What is required: Below are some records. Copy every line in them that holds "soda".

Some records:
+++++
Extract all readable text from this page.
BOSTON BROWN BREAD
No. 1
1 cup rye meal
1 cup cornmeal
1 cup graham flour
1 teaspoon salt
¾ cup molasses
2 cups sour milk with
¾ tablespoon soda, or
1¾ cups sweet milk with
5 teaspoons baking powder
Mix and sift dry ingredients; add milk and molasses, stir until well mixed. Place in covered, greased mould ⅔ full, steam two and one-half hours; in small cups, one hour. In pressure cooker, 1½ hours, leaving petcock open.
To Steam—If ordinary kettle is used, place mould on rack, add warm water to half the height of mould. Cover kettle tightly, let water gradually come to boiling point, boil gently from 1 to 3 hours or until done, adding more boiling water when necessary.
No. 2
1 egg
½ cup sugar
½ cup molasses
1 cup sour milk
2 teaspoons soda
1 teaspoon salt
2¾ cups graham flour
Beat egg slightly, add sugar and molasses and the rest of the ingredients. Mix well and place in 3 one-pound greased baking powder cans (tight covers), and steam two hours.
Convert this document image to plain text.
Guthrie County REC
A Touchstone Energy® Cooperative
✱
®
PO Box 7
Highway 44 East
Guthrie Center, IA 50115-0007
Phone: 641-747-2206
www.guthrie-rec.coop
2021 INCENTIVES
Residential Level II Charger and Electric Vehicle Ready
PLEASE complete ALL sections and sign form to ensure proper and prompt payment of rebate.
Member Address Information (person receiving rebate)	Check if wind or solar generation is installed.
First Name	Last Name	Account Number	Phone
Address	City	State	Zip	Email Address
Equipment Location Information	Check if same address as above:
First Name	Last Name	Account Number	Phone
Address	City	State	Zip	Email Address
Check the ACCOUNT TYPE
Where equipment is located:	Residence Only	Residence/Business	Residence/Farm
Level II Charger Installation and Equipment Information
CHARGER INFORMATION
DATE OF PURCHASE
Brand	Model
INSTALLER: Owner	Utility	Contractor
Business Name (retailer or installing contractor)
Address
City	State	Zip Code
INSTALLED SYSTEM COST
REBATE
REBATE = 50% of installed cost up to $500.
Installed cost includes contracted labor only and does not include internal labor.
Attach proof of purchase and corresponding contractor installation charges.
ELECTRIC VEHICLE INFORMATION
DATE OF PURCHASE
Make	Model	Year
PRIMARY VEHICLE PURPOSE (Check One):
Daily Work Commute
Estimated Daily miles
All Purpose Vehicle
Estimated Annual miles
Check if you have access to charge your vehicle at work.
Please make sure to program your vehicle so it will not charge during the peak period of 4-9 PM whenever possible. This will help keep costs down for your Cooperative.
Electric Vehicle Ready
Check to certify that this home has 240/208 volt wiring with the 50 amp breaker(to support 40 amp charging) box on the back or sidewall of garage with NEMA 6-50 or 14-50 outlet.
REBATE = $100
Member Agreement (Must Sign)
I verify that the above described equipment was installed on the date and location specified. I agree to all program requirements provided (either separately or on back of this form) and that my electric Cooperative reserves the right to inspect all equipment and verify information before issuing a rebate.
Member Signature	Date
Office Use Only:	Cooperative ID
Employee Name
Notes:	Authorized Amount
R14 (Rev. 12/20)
+++++
Exercise result:
¾ tablespoon soda, or
2 teaspoons soda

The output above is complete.